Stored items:

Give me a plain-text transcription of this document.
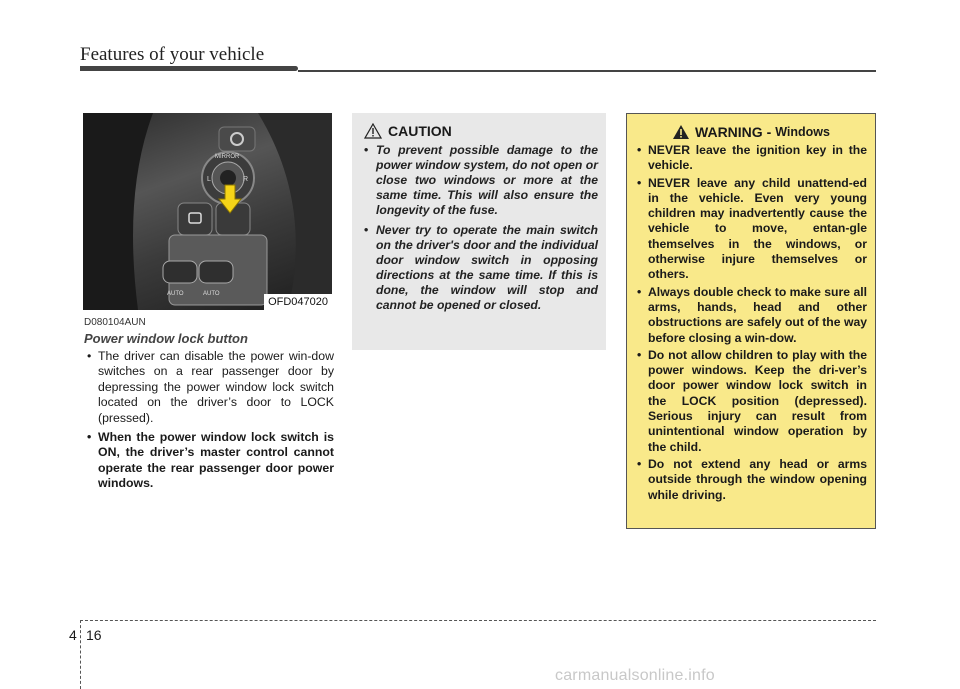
Features of your vehicle
MIRROR
L	R
AUTO	AUTO
OFD047020
D080104AUN
Power window lock button
• The driver can disable the power win-dow switches on a rear passenger door by depressing the power window lock switch located on the driver’s door to LOCK (pressed).
• When the power window lock switch is ON, the driver’s master control cannot operate the rear passenger door power windows.
CAUTION
• To prevent possible damage to the power window system, do not open or close two windows or more at the same time. This will also ensure the longevity of the fuse.
• Never try to operate the main switch on the driver's door and the individual door window switch in opposing directions at the same time. If this is done, the window will stop and cannot be opened or closed.
WARNING - Windows
• NEVER leave the ignition key in the vehicle.
• NEVER leave any child unattend-ed in the vehicle. Even very young children may inadvertently cause the vehicle to move, entan-gle themselves in the windows, or otherwise injure themselves or others.
• Always double check to make sure all arms, hands, head and other obstructions are safely out of the way before closing a win-dow.
• Do not allow children to play with the power windows. Keep the dri-ver’s door power window lock switch in the LOCK position (depressed). Serious injury can result from unintentional window operation by the child.
• Do not extend any head or arms outside through the window opening while driving.
4 16
carmanualsonline.info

• **Your objective**: Copy out the lines in which the string "vehicle" appears.

• **Full response**:
Features of your vehicle
• NEVER leave the ignition key in the vehicle.
• NEVER leave any child unattend-ed in the vehicle. Even very young children may inadvertently cause the vehicle to move, entan-gle themselves in the windows, or otherwise injure themselves or others.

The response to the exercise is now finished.